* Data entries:
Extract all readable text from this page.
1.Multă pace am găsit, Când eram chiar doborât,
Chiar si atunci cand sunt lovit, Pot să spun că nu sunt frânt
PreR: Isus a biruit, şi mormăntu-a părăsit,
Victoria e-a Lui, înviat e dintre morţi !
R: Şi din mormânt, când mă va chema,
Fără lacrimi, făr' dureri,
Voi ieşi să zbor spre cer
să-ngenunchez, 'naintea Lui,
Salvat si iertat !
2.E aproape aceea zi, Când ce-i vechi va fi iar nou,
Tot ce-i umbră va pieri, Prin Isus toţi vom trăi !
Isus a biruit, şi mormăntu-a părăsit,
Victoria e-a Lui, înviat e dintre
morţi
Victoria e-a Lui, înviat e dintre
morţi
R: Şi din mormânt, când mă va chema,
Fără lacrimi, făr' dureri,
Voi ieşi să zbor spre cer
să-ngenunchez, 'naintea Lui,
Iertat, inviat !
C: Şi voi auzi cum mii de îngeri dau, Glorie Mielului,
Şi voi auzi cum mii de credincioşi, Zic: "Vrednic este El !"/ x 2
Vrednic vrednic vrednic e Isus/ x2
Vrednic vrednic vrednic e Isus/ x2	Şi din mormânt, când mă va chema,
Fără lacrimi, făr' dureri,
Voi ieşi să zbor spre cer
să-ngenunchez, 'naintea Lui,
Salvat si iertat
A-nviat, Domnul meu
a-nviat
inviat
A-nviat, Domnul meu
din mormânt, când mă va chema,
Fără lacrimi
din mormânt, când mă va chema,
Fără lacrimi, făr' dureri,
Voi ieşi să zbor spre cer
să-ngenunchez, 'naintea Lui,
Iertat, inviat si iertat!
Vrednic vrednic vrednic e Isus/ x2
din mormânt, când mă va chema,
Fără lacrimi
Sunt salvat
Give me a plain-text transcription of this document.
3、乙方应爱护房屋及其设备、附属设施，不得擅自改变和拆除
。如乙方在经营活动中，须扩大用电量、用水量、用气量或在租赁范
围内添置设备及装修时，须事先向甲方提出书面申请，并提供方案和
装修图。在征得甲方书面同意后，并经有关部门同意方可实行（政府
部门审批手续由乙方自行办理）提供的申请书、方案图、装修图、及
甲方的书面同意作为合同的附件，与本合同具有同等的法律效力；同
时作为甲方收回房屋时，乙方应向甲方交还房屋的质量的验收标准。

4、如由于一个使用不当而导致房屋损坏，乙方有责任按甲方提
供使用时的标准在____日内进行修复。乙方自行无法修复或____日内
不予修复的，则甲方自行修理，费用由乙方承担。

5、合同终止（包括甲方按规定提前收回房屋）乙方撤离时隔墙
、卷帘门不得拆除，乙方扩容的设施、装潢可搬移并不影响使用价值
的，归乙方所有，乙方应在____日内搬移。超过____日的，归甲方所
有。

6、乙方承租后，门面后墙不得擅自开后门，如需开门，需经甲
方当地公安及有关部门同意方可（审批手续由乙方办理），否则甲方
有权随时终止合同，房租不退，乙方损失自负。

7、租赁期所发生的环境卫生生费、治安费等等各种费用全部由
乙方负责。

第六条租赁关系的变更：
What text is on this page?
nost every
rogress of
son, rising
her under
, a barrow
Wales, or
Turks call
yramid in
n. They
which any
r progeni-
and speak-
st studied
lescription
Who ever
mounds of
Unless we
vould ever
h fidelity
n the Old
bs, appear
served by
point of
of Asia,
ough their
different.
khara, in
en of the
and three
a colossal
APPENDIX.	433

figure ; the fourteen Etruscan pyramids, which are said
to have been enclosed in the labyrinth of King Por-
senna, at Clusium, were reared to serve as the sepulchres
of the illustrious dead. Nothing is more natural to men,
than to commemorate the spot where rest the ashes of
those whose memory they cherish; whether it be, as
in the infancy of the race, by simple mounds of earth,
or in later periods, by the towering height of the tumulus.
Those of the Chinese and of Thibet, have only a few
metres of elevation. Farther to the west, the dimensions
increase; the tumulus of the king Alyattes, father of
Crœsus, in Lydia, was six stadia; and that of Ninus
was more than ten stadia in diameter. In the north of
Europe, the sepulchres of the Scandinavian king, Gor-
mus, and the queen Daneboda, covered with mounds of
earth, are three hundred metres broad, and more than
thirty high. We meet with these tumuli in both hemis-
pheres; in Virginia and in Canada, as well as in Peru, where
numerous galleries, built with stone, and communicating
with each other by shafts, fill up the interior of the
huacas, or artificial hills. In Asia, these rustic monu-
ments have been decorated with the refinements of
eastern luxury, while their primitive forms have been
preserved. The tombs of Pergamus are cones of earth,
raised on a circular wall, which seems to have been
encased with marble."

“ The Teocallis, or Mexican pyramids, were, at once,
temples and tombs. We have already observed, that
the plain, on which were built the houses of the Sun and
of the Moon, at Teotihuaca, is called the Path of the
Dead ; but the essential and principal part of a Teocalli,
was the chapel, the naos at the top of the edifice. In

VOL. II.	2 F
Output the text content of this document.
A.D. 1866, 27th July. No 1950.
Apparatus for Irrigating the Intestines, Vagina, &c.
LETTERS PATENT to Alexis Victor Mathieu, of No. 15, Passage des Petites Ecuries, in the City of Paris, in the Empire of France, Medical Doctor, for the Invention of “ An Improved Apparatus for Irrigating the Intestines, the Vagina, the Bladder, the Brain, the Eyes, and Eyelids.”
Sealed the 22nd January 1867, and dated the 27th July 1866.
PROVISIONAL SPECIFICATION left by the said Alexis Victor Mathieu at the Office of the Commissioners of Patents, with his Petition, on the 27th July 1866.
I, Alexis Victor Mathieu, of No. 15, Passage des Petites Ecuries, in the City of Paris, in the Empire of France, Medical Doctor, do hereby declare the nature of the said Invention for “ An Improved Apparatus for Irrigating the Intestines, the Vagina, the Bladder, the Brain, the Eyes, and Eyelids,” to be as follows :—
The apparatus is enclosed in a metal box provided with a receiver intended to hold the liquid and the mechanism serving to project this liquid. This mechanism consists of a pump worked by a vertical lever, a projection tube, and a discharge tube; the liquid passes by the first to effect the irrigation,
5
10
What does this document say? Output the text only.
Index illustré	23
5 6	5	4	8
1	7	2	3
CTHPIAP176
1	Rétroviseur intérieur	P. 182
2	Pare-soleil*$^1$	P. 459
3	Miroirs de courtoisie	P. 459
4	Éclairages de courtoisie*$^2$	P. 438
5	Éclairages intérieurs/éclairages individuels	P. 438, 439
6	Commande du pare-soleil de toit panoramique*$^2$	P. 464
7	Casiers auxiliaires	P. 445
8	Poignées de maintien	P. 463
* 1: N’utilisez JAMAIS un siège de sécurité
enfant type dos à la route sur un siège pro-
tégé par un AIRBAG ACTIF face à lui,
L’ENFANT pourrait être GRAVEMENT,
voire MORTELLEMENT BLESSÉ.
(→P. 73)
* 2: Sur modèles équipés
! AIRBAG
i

* PROBLEM DETAILS:
Copy every line of the listing that contains the word "Bladder".

* FINAL RESULT:
LETTERS PATENT to Alexis Victor Mathieu, of No. 15, Passage des Petites Ecuries, in the City of Paris, in the Empire of France, Medical Doctor, for the Invention of “ An Improved Apparatus for Irrigating the Intestines, the Vagina, the Bladder, the Brain, the Eyes, and Eyelids.”
I, Alexis Victor Mathieu, of No. 15, Passage des Petites Ecuries, in the City of Paris, in the Empire of France, Medical Doctor, do hereby declare the nature of the said Invention for “ An Improved Apparatus for Irrigating the Intestines, the Vagina, the Bladder, the Brain, the Eyes, and Eyelids,” to be as follows :—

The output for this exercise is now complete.